[Labeled region entries]
****

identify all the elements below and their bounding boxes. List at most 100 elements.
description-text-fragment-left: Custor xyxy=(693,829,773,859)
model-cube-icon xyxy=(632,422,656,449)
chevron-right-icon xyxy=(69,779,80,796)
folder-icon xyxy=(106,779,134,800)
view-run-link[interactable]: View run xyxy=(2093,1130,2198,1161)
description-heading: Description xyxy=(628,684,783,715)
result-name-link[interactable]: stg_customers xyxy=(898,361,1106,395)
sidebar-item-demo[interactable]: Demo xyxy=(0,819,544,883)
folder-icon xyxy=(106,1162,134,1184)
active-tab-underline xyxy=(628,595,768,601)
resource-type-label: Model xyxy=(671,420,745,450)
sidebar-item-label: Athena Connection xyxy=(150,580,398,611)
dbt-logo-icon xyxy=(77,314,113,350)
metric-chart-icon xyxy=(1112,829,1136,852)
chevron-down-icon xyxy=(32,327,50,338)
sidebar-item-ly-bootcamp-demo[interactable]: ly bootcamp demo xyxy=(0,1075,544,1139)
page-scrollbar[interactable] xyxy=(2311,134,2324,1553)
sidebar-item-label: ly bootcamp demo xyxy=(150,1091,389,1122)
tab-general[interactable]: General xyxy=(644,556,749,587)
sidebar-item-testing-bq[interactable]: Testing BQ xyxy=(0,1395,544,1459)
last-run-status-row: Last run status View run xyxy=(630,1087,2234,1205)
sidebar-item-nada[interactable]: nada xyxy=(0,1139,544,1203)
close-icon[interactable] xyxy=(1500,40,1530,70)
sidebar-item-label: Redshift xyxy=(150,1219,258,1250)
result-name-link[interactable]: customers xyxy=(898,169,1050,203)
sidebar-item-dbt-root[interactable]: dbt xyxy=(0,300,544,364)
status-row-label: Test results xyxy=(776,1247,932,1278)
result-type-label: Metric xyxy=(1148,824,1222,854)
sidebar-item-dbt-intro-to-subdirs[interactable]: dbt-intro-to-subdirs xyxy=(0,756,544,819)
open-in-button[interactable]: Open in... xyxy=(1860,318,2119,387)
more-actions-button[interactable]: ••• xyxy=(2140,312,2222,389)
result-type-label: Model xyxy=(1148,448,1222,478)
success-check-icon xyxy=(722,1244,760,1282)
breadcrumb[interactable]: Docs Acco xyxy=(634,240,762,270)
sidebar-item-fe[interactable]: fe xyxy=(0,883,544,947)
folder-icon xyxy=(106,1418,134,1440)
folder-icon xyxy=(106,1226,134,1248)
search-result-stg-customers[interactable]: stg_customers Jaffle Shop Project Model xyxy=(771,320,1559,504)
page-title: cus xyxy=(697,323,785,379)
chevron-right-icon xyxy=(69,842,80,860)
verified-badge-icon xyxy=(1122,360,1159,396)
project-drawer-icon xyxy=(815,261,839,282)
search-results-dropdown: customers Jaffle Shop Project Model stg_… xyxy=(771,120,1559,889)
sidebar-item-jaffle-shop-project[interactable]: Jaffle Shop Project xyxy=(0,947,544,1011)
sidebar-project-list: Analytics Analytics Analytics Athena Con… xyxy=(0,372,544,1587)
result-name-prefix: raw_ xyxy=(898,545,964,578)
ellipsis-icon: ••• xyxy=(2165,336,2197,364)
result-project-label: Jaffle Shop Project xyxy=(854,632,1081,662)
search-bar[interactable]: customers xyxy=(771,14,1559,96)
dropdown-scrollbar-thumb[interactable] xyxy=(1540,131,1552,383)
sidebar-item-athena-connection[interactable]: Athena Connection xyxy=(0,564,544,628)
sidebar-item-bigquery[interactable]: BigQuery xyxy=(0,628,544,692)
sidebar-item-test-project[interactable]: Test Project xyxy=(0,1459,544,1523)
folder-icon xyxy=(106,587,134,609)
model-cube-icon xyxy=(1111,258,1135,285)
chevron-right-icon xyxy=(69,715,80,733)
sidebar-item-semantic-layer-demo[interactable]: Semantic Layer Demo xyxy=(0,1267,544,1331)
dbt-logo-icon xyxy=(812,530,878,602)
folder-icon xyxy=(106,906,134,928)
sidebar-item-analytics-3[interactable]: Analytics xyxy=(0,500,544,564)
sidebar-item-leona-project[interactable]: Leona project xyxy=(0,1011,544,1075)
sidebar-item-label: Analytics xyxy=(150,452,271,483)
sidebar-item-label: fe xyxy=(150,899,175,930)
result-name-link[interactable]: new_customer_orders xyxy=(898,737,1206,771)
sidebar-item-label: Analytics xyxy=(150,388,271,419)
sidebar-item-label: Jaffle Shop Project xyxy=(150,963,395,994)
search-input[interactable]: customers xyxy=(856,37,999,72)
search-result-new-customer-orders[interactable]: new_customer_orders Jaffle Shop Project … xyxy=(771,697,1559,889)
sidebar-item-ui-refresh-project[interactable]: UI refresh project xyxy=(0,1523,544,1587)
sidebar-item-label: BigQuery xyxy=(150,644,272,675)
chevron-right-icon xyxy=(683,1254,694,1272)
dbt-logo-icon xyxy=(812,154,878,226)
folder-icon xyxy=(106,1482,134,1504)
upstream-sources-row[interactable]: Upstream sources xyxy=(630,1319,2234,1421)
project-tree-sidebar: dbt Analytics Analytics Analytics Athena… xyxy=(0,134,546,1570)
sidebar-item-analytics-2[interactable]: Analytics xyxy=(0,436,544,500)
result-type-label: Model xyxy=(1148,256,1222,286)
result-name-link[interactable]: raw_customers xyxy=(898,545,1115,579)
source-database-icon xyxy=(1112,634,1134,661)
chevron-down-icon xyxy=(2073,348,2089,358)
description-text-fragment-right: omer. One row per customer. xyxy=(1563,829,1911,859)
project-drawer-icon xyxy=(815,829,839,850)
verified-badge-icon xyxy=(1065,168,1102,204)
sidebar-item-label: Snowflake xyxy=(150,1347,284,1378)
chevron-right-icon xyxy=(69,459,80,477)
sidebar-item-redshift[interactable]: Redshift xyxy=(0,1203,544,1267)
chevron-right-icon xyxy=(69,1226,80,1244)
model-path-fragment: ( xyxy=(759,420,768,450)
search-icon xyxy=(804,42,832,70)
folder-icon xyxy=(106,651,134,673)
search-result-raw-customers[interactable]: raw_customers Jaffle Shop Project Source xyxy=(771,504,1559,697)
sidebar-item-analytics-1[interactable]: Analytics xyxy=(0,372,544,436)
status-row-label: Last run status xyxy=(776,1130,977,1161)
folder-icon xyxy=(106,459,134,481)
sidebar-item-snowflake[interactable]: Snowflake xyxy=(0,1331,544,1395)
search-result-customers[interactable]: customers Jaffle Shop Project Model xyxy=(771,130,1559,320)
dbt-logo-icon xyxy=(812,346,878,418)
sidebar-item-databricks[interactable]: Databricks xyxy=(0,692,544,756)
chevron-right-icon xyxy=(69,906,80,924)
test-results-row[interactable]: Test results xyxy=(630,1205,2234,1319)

****

REQUIREMENTS = Rewrite all the records with every "folder-icon" changed to "directory-icon" and nothing else altered.

EXERCISE RESPONSE =
identify all the elements below and their bounding boxes. List at most 100 elements.
description-text-fragment-left: Custor xyxy=(693,829,773,859)
model-cube-icon xyxy=(632,422,656,449)
chevron-right-icon xyxy=(69,779,80,796)
directory-icon xyxy=(106,779,134,800)
view-run-link[interactable]: View run xyxy=(2093,1130,2198,1161)
description-heading: Description xyxy=(628,684,783,715)
result-name-link[interactable]: stg_customers xyxy=(898,361,1106,395)
sidebar-item-demo[interactable]: Demo xyxy=(0,819,544,883)
directory-icon xyxy=(106,1162,134,1184)
active-tab-underline xyxy=(628,595,768,601)
resource-type-label: Model xyxy=(671,420,745,450)
sidebar-item-label: Athena Connection xyxy=(150,580,398,611)
dbt-logo-icon xyxy=(77,314,113,350)
metric-chart-icon xyxy=(1112,829,1136,852)
chevron-down-icon xyxy=(32,327,50,338)
sidebar-item-ly-bootcamp-demo[interactable]: ly bootcamp demo xyxy=(0,1075,544,1139)
page-scrollbar[interactable] xyxy=(2311,134,2324,1553)
sidebar-item-label: ly bootcamp demo xyxy=(150,1091,389,1122)
tab-general[interactable]: General xyxy=(644,556,749,587)
sidebar-item-testing-bq[interactable]: Testing BQ xyxy=(0,1395,544,1459)
last-run-status-row: Last run status View run xyxy=(630,1087,2234,1205)
sidebar-item-nada[interactable]: nada xyxy=(0,1139,544,1203)
close-icon[interactable] xyxy=(1500,40,1530,70)
sidebar-item-label: Redshift xyxy=(150,1219,258,1250)
result-name-link[interactable]: customers xyxy=(898,169,1050,203)
sidebar-item-dbt-root[interactable]: dbt xyxy=(0,300,544,364)
status-row-label: Test results xyxy=(776,1247,932,1278)
result-type-label: Metric xyxy=(1148,824,1222,854)
sidebar-item-dbt-intro-to-subdirs[interactable]: dbt-intro-to-subdirs xyxy=(0,756,544,819)
open-in-button[interactable]: Open in... xyxy=(1860,318,2119,387)
more-actions-button[interactable]: ••• xyxy=(2140,312,2222,389)
result-type-label: Model xyxy=(1148,448,1222,478)
success-check-icon xyxy=(722,1244,760,1282)
breadcrumb[interactable]: Docs Acco xyxy=(634,240,762,270)
sidebar-item-fe[interactable]: fe xyxy=(0,883,544,947)
directory-icon xyxy=(106,1418,134,1440)
directory-icon xyxy=(106,1226,134,1248)
search-result-stg-customers[interactable]: stg_customers Jaffle Shop Project Model xyxy=(771,320,1559,504)
page-title: cus xyxy=(697,323,785,379)
chevron-right-icon xyxy=(69,842,80,860)
verified-badge-icon xyxy=(1122,360,1159,396)
project-drawer-icon xyxy=(815,261,839,282)
search-results-dropdown: customers Jaffle Shop Project Model stg_… xyxy=(771,120,1559,889)
sidebar-item-jaffle-shop-project[interactable]: Jaffle Shop Project xyxy=(0,947,544,1011)
sidebar-project-list: Analytics Analytics Analytics Athena Con… xyxy=(0,372,544,1587)
result-name-prefix: raw_ xyxy=(898,545,964,578)
ellipsis-icon: ••• xyxy=(2165,336,2197,364)
result-project-label: Jaffle Shop Project xyxy=(854,632,1081,662)
search-bar[interactable]: customers xyxy=(771,14,1559,96)
dropdown-scrollbar-thumb[interactable] xyxy=(1540,131,1552,383)
sidebar-item-athena-connection[interactable]: Athena Connection xyxy=(0,564,544,628)
sidebar-item-bigquery[interactable]: BigQuery xyxy=(0,628,544,692)
sidebar-item-test-project[interactable]: Test Project xyxy=(0,1459,544,1523)
directory-icon xyxy=(106,587,134,609)
model-cube-icon xyxy=(1111,258,1135,285)
chevron-right-icon xyxy=(69,715,80,733)
sidebar-item-semantic-layer-demo[interactable]: Semantic Layer Demo xyxy=(0,1267,544,1331)
dbt-logo-icon xyxy=(812,530,878,602)
directory-icon xyxy=(106,906,134,928)
sidebar-item-analytics-3[interactable]: Analytics xyxy=(0,500,544,564)
sidebar-item-leona-project[interactable]: Leona project xyxy=(0,1011,544,1075)
sidebar-item-label: Analytics xyxy=(150,452,271,483)
sidebar-item-label: fe xyxy=(150,899,175,930)
result-name-link[interactable]: new_customer_orders xyxy=(898,737,1206,771)
sidebar-item-label: Analytics xyxy=(150,388,271,419)
sidebar-item-label: Jaffle Shop Project xyxy=(150,963,395,994)
search-input[interactable]: customers xyxy=(856,37,999,72)
search-result-new-customer-orders[interactable]: new_customer_orders Jaffle Shop Project … xyxy=(771,697,1559,889)
sidebar-item-ui-refresh-project[interactable]: UI refresh project xyxy=(0,1523,544,1587)
sidebar-item-label: BigQuery xyxy=(150,644,272,675)
chevron-right-icon xyxy=(683,1254,694,1272)
dbt-logo-icon xyxy=(812,154,878,226)
directory-icon xyxy=(106,1482,134,1504)
upstream-sources-row[interactable]: Upstream sources xyxy=(630,1319,2234,1421)
project-tree-sidebar: dbt Analytics Analytics Analytics Athena… xyxy=(0,134,546,1570)
sidebar-item-analytics-2[interactable]: Analytics xyxy=(0,436,544,500)
result-type-label: Model xyxy=(1148,256,1222,286)
result-name-link[interactable]: raw_customers xyxy=(898,545,1115,579)
source-database-icon xyxy=(1112,634,1134,661)
chevron-down-icon xyxy=(2073,348,2089,358)
description-text-fragment-right: omer. One row per customer. xyxy=(1563,829,1911,859)
project-drawer-icon xyxy=(815,829,839,850)
verified-badge-icon xyxy=(1065,168,1102,204)
sidebar-item-label: Snowflake xyxy=(150,1347,284,1378)
chevron-right-icon xyxy=(69,459,80,477)
sidebar-item-redshift[interactable]: Redshift xyxy=(0,1203,544,1267)
chevron-right-icon xyxy=(69,1226,80,1244)
model-path-fragment: ( xyxy=(759,420,768,450)
search-icon xyxy=(804,42,832,70)
directory-icon xyxy=(106,651,134,673)
search-result-raw-customers[interactable]: raw_customers Jaffle Shop Project Source xyxy=(771,504,1559,697)
sidebar-item-analytics-1[interactable]: Analytics xyxy=(0,372,544,436)
status-row-label: Last run status xyxy=(776,1130,977,1161)
directory-icon xyxy=(106,459,134,481)
sidebar-item-snowflake[interactable]: Snowflake xyxy=(0,1331,544,1395)
search-result-customers[interactable]: customers Jaffle Shop Project Model xyxy=(771,130,1559,320)
dbt-logo-icon xyxy=(812,346,878,418)
sidebar-item-databricks[interactable]: Databricks xyxy=(0,692,544,756)
chevron-right-icon xyxy=(69,906,80,924)
test-results-row[interactable]: Test results xyxy=(630,1205,2234,1319)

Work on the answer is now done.